_Collected data_
----------------
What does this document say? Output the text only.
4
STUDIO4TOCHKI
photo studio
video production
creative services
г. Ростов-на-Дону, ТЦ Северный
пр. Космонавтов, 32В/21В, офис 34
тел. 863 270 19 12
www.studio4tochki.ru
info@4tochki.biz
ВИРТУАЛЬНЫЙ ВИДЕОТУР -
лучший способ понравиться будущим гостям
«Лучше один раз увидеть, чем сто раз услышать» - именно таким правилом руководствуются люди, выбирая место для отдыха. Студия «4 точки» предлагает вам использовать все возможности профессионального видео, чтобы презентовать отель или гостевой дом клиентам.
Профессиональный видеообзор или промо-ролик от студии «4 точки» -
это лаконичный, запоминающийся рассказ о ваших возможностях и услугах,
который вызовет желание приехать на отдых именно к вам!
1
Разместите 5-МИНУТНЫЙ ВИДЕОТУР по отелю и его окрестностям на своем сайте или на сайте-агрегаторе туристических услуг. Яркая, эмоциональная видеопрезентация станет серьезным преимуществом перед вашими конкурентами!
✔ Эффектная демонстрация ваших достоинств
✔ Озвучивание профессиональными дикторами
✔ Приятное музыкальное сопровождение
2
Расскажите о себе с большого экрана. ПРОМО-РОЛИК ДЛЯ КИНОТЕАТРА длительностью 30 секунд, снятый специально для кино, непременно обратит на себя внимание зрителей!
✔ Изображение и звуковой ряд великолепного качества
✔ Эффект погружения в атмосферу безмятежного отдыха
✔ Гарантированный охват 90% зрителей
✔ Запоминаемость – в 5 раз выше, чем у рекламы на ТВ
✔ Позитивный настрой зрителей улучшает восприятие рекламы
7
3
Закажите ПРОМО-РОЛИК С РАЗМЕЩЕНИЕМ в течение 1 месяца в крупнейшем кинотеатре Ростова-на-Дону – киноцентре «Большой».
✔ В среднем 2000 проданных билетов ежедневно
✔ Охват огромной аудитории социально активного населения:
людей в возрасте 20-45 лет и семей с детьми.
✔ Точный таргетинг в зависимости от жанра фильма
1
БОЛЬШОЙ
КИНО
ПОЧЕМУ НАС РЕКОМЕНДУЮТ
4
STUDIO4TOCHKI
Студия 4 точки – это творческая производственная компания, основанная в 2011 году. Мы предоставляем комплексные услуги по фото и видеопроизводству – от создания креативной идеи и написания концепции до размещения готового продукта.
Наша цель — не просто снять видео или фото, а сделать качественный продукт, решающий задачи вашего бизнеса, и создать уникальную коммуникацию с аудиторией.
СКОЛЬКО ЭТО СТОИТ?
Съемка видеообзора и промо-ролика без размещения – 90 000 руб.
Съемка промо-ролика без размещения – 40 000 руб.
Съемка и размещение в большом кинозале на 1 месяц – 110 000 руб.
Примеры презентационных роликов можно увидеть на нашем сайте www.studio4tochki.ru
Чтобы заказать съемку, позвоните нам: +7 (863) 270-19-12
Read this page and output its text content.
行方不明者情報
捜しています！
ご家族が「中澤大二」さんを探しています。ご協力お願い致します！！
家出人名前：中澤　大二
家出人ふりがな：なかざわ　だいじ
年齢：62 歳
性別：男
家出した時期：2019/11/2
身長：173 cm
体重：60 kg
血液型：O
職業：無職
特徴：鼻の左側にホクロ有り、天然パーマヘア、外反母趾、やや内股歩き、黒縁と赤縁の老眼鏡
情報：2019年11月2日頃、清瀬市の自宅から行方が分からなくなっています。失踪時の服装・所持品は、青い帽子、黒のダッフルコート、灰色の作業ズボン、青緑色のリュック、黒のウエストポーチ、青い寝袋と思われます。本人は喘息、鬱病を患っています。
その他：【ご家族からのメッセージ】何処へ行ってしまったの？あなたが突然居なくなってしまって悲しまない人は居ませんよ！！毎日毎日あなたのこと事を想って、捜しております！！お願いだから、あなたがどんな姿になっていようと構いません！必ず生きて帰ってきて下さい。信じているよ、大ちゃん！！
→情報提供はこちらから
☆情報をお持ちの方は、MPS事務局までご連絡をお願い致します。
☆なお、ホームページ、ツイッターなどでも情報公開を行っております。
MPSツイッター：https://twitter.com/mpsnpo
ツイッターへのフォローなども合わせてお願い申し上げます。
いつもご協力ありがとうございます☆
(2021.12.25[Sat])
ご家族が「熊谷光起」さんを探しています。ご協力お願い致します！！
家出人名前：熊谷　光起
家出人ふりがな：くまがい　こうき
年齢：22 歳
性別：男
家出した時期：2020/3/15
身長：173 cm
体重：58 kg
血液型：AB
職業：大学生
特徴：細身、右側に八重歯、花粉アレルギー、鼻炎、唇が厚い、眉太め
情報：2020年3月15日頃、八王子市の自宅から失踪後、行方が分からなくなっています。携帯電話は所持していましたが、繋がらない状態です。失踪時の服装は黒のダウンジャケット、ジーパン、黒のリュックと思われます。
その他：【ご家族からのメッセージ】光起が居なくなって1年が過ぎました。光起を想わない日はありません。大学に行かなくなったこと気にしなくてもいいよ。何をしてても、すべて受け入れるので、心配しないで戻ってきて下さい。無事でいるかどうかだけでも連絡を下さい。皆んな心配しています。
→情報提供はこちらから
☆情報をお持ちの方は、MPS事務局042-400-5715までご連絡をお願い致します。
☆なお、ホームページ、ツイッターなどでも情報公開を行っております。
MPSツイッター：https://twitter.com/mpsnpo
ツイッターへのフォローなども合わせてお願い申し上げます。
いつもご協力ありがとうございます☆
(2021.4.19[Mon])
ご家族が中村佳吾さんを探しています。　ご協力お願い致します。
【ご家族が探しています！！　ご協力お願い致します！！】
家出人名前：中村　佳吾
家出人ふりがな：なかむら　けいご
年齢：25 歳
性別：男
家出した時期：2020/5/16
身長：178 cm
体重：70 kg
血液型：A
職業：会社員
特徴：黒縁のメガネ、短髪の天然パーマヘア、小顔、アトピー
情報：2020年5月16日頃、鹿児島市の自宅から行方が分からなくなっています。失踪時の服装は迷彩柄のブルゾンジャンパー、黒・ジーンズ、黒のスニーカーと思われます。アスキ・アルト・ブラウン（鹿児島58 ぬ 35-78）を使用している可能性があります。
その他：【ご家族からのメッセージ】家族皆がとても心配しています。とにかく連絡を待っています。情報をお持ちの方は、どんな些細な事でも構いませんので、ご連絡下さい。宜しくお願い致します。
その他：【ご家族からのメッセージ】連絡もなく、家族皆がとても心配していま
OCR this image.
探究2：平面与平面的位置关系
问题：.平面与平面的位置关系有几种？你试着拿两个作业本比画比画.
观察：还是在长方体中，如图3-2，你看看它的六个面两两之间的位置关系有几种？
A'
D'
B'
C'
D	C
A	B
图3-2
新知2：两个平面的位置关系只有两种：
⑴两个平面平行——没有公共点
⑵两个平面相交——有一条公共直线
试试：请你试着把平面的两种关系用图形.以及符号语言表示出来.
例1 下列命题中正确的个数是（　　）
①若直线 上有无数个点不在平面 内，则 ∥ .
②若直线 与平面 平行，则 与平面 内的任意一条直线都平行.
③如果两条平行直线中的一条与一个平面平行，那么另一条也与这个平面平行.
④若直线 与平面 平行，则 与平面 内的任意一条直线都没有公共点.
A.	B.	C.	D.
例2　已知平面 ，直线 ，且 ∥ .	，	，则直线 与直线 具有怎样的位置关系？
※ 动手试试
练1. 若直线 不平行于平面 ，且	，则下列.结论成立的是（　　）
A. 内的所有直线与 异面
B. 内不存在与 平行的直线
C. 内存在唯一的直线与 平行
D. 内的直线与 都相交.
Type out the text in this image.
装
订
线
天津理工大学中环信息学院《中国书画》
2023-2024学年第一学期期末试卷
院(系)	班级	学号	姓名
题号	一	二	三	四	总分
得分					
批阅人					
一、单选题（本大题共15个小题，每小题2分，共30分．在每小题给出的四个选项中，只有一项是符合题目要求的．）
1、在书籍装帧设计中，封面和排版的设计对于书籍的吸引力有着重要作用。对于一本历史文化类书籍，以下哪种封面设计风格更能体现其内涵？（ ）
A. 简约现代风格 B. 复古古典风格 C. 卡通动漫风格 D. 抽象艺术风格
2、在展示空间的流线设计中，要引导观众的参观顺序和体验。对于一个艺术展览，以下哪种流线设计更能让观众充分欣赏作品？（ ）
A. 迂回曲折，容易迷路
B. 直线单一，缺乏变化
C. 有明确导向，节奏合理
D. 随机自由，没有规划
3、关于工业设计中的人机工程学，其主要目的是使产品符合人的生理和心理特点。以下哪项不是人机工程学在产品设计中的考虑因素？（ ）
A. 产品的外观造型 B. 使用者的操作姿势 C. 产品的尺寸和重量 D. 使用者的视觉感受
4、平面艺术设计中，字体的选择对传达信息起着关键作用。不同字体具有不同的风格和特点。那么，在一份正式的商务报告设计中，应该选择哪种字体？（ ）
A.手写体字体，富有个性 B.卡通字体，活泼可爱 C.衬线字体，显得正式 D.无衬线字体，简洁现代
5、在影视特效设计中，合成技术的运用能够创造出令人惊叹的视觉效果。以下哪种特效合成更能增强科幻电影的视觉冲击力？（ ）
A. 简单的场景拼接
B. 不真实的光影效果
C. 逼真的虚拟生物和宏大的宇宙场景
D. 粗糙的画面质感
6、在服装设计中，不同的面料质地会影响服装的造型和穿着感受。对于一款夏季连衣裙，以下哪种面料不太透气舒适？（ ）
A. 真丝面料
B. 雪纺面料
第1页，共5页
----------------
Scan the listing above. Gather each line that contains the word "рекламы".

_RESULT OF THE TASK_
✔ Запоминаемость – в 5 раз выше, чем у рекламы на ТВ
✔ Позитивный настрой зрителей улучшает восприятие рекламы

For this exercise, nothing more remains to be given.